[START OF GIVEN PASSAGE]

The challenge is that many of us are technical (we find ourselves at the top right in the productivity graph below), so we don’t fall off the adoption curve at the same rate as many of the people we study and design for:
Part of the challenge we face as UX professionals is to remain aware of that gap.
Sam also talked about the concept of data exhaust. It’s not a new term – it relates to waste products. But natural gas used to be a waste product until it’s usefulness was discovered! Today, all the interactions you engage in leave a data trail, but they are not optimized to help you. We didn’t realize in the past – but we are recognizing now – that such information could be used to inform users. Unfortunately, what we’re often doing is designing from a customer perspective, not the user perspective. Call centers are a great example of how data benefits the customer. Analytics can show how long the reps were on a the call, average call length, how many calls, etc. It does provide insight to the customer / buyer / stakeholder. But what value is it to the user, the employee who is being tracked? Big Data is being used for surveillance; this is Theory X in action.
Interestingly, research has shows that individual users can get huge value out of their own data. Personal data can inform them, make them more productive, happier. At Facebook, they were building for users, at first. You had a chance to (re)connect with friends from all parts of your like. But imagine if the Facebook starting page had said ‘give us information about how you interact with your favorite brands’. We never would have joined! We can do this in the enterprise space, too, if we start with users first. Sam encouraged us to consider how data exhaust at the personal level can inform our work.
A First Time, Every Time: Making Enterprise Life Better Through Continuous Onboarding
Fredrik Matheson shared a number of interesting examples from his project work at Bexx Consulting in the Netherlands.
In parallel to this post, I am working on a summary of the key themes I’ve heard. Perhaps more than any other, Fredrik’s talk reminded me of the patience that this work requires. We have to be willing to revisit problems – even though we framed them correctly at the outset. We need to meet our customers where they are on their change journey, and help them make the best decisions possible. And all of this requires a tremendous amount of client engagement, empathy, mutual respect, and loads of patience.
Tesler’s Law on the Conservation of Complexity “Every application has an inherent amount of irreducible complexity. Who will have to deal with it? The users, the application developer, or the platform developer?” The reality is that in Enterprise software, users bear most of the burden:
Tesler’s Law, simplified – “Once cannot reduce the complexity of a task. One can only shift the burden.” As Enterprise UX professionals, part of our responsibility is to shift the burden. Ideally you address the system as a whole. The rest of Fredrik’s talk was a variety of case studies – all complex and interesting in different ways – that showed different ways of making that happen, always with the goal of shifting the burden away from the users. But in order to do that, you need to understand them better. Do you want it to be easy or powerful? It will never be powerful without user involvement.

[END OF GIVEN PASSAGE]

--- PROBLEMS AND TASKS ---
A - Summarize the enterprise UX talk notes in two sentences.
B - Pick up the enterprise UX talk notes after their final sentence and continue them.

[START OF GIVEN RECORDS]

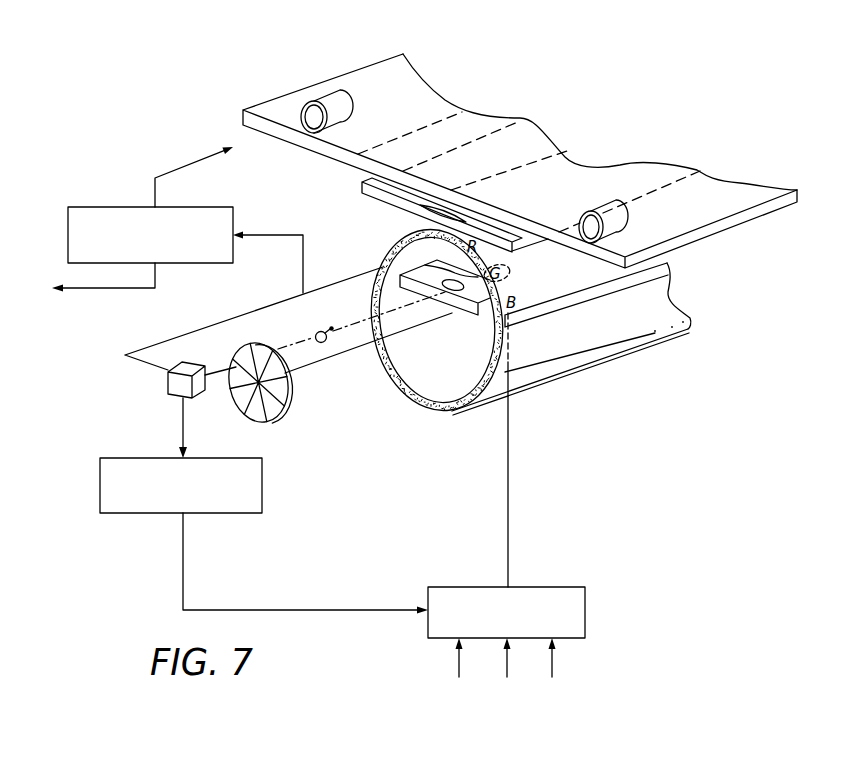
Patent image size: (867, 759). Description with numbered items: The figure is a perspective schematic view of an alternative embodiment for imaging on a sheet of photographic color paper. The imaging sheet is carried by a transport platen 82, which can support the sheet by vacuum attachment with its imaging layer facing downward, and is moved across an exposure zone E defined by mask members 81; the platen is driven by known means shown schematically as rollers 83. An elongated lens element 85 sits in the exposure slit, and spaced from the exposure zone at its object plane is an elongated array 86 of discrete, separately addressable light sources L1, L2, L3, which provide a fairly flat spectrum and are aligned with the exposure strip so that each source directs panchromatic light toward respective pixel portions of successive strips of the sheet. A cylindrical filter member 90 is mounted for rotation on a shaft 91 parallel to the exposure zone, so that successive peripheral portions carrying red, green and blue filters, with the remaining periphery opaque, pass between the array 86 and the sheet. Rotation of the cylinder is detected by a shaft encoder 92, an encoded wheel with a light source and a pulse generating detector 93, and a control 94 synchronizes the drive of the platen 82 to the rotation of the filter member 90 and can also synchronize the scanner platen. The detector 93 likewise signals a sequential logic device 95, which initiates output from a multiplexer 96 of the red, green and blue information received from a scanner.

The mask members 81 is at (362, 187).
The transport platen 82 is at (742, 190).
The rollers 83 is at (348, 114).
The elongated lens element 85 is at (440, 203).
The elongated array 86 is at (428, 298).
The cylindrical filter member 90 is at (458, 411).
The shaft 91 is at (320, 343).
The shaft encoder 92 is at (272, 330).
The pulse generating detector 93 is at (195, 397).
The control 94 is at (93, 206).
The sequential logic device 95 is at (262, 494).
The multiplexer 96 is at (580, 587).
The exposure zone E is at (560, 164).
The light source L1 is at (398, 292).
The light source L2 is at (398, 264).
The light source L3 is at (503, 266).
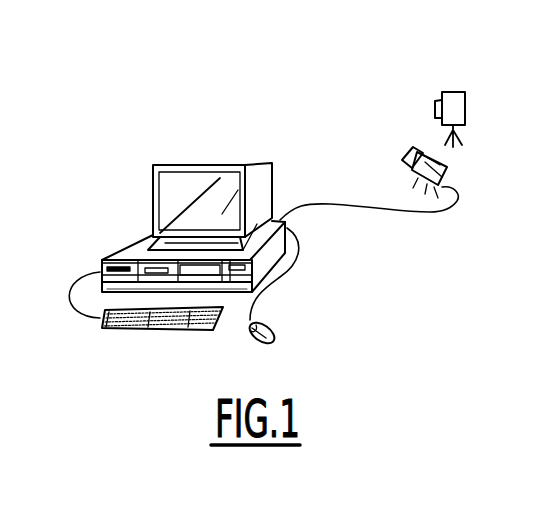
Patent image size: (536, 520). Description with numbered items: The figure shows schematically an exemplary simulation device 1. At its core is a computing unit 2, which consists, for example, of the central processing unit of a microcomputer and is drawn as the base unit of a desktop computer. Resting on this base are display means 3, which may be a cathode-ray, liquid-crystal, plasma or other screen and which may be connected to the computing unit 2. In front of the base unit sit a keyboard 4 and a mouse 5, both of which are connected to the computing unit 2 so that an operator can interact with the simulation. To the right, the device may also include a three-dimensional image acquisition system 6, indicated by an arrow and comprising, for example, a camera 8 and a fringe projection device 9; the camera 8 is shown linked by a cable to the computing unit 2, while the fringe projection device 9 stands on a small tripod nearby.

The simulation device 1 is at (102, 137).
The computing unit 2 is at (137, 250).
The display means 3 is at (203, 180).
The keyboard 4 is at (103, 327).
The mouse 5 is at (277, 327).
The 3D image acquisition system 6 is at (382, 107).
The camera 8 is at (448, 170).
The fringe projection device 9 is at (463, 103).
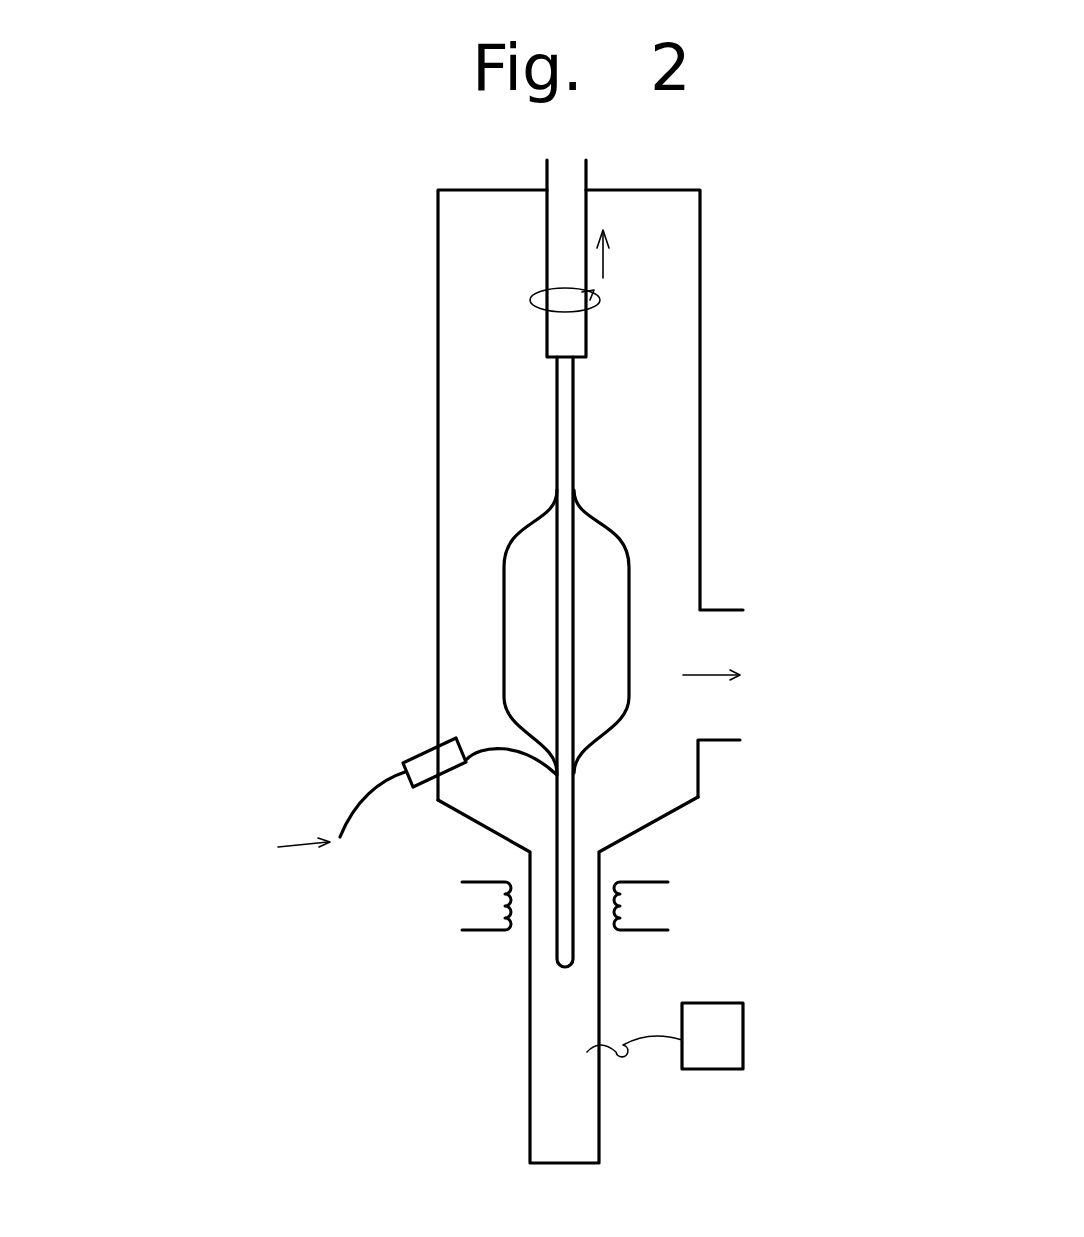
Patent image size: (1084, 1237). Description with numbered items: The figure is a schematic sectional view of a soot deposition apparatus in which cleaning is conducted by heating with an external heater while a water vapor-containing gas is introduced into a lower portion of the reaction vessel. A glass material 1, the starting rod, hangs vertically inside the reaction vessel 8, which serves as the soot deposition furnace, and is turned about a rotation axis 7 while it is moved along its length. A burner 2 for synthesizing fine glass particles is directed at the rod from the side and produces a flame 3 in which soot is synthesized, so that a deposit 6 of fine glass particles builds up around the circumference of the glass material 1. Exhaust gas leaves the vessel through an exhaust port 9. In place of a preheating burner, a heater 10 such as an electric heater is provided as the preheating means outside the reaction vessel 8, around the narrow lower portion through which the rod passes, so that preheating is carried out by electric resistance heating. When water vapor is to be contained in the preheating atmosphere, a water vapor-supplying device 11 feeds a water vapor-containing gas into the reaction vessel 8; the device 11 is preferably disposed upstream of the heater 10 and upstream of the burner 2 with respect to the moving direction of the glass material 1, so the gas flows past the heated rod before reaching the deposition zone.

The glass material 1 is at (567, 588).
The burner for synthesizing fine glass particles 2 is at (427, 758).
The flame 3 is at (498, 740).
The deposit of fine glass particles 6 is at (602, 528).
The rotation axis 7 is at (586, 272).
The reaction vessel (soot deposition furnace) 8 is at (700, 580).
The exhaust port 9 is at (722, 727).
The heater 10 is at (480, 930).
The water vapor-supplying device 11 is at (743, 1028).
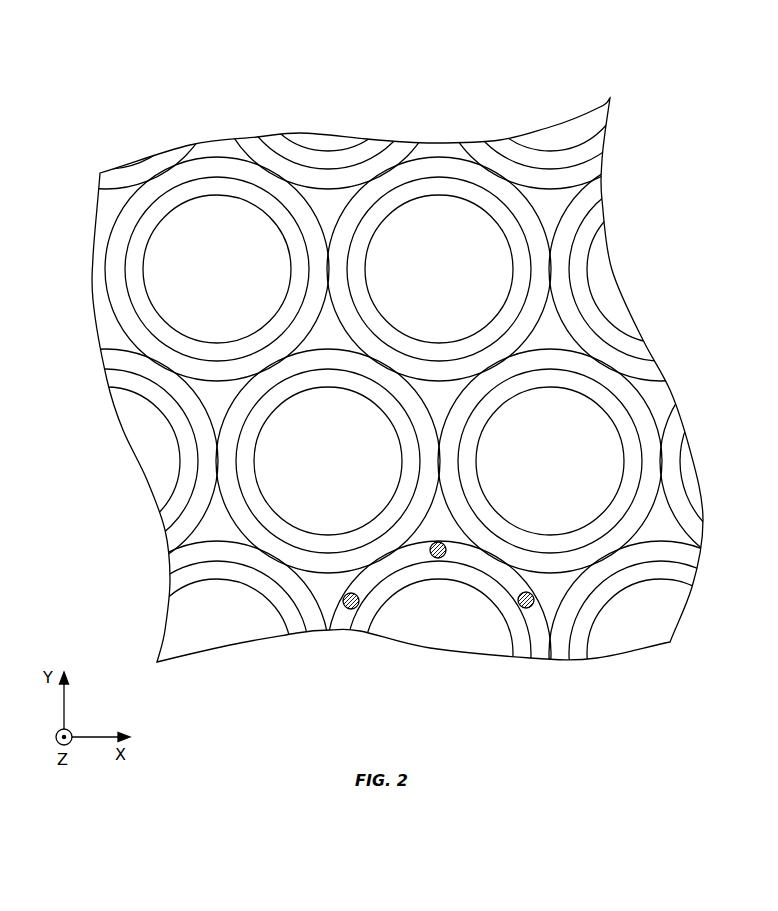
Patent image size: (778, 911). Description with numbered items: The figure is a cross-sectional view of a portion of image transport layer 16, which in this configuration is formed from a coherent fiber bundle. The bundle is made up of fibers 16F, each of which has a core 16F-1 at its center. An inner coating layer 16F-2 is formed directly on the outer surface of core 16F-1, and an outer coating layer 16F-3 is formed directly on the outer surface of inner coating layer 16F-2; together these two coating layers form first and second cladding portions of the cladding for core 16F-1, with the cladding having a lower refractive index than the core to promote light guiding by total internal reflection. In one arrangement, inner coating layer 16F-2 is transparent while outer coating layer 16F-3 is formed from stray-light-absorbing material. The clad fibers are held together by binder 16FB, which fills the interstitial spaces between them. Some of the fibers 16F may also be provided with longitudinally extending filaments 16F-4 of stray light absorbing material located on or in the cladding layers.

[END OF GIVEN RECORDS]

--- RESULTS IN ORDER ---
A - Sam described data exhaust, the trail left by every interaction, and noted that it is often used to benefit the customer rather than the user, as when call center analytics track employees, even though individuals can gain real value from their own data. Fredrik Matheson's talk stressed the patience this work requires and used Tesler's Law to argue that complexity can only be shifted, so enterprise UX professionals should move the burden away from users, which requires understanding them better.

B -
Two of my favorites from Fredrik’s talk:
- In Norway your taxes are done automatically; the government has taken what they already know and used it to fill the forms out for you. You may go in and adjust it if you wish or if there are anomalies that require you do do so. This is a wonderful example of addressing the system as a whole. It just solves massive problems in data collection and quality, user adoption, and more.
- For one telecom project he worked on, they pulled the plug on their own project, and recommended instead to integrate with an emerging mobile solution, so people could find everything in one place. But it took years to do it. It was super tedious – the whole value chain was broken – but it was important work. During the Q&A, one person said that the work sounded like “lots of plumbing and ditch-digging over time”. There were lots of of non-design questions along the way (like what platform to use), which they stayed engaged in so UX could play a role in making the system and the user experience better. The designs he shared with us were first sketched four years ago. This work takes patience!
His team is currently focused on digesting the literature that is emerging about UX and Product Management. What > How > Who > Why (Measurable Goal). We need to stay focused on that, and pace ourselves correctly. For the Who, thinking about Business Model Canvas. For the Why, think about Jira but be specific in what gets documented – for example ‘reduce learning time from 180 to 30 minutes’. It doesn’t say how, but it provides a good way to measure impact / success in the long run.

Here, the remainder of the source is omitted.